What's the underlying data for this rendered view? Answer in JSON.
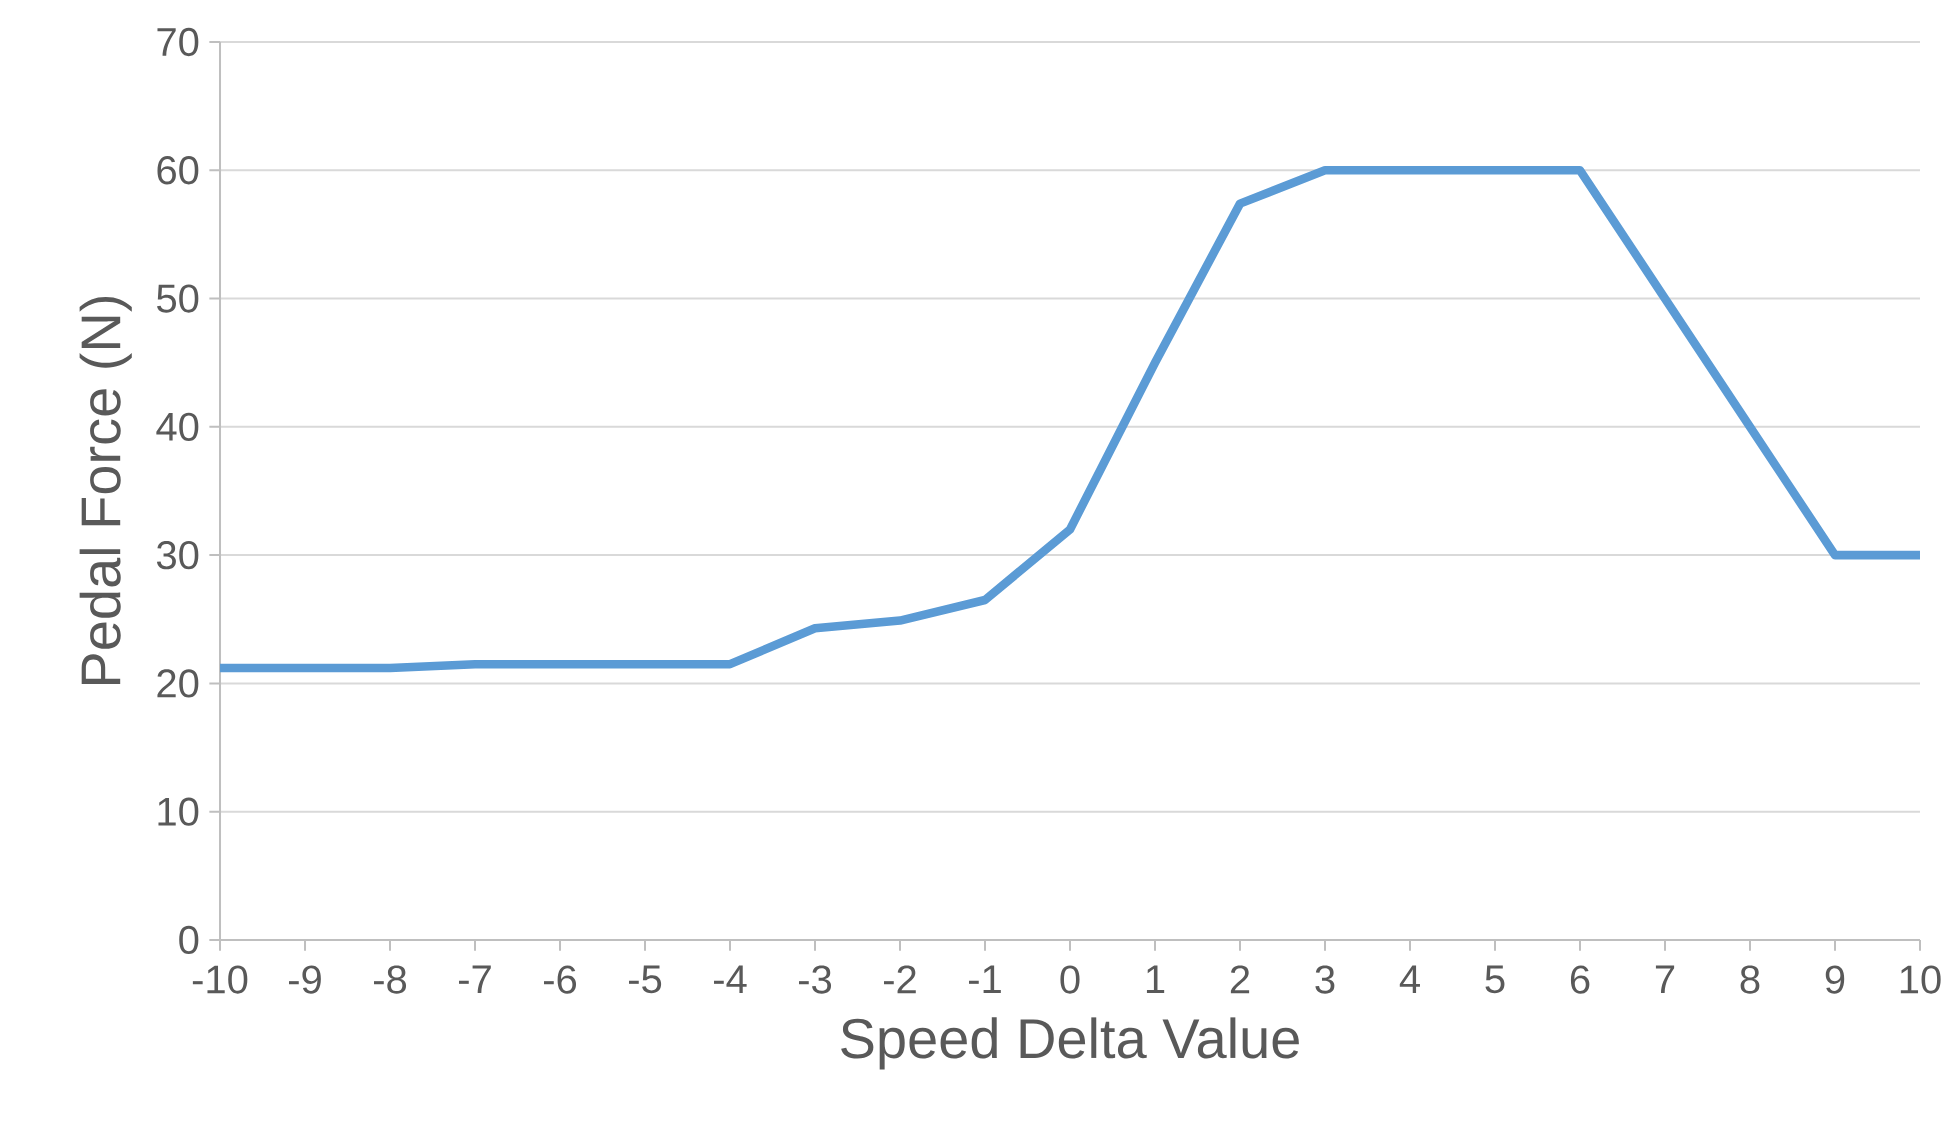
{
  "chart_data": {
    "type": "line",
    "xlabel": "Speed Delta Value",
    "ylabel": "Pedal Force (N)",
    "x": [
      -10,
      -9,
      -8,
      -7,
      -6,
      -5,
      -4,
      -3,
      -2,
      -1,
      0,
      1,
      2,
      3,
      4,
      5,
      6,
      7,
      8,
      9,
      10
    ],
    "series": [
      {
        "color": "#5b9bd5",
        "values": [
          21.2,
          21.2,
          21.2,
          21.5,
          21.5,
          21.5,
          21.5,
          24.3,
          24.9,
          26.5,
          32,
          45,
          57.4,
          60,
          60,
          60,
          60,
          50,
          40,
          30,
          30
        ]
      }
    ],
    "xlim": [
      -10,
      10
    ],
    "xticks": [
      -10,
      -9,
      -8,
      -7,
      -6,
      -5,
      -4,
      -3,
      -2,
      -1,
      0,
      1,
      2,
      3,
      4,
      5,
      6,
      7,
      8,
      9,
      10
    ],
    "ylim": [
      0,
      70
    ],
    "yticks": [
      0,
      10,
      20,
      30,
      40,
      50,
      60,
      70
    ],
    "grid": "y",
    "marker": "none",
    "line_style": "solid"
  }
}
...
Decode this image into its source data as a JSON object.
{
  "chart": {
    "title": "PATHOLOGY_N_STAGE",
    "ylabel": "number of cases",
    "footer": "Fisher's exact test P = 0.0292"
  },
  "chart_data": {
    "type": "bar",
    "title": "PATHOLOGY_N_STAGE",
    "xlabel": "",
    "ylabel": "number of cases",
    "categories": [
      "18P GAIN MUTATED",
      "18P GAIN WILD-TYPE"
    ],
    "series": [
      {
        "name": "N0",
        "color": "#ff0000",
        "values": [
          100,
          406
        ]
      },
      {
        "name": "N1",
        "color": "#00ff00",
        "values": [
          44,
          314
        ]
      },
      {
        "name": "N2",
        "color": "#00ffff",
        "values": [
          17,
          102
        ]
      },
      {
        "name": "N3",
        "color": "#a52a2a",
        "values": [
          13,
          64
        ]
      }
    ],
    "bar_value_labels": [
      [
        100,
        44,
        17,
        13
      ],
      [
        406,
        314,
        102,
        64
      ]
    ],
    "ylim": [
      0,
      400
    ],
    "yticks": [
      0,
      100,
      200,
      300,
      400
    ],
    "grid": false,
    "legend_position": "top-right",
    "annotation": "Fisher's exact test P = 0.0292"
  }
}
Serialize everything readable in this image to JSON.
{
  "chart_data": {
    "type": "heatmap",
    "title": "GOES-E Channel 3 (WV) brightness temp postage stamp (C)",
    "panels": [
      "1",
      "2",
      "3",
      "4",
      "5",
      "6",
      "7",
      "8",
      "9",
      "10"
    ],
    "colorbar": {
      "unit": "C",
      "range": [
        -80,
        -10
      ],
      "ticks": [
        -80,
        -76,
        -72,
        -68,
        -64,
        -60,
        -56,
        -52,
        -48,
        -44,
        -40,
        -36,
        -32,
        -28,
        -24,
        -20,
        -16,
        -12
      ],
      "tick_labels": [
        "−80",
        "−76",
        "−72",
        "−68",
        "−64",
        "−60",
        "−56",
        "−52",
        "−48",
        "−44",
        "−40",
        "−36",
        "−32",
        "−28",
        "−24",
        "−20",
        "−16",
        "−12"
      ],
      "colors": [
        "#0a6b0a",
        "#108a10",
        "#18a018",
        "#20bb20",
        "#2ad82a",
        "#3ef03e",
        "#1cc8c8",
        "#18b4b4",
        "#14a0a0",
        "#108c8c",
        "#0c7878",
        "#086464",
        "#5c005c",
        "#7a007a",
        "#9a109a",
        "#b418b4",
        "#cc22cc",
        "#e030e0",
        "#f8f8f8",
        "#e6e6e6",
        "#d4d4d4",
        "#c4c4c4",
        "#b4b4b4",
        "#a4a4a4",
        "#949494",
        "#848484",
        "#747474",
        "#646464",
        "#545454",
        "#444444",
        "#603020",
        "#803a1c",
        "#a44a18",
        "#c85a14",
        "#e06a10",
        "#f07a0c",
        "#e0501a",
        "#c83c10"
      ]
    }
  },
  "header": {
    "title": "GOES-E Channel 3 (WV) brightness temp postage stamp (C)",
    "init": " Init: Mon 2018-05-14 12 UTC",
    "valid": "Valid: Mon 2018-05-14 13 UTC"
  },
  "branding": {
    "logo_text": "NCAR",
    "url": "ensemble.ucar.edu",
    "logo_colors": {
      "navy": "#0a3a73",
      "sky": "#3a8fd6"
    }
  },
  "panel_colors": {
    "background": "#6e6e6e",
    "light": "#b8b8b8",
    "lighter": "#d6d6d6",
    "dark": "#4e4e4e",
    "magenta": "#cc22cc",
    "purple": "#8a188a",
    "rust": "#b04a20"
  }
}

Exercise task: Search the lines above for the string "exact", then show every one that has it.

Finished answer:
    "footer": "Fisher's exact test P = 0.0292"
    "annotation": "Fisher's exact test P = 0.0292"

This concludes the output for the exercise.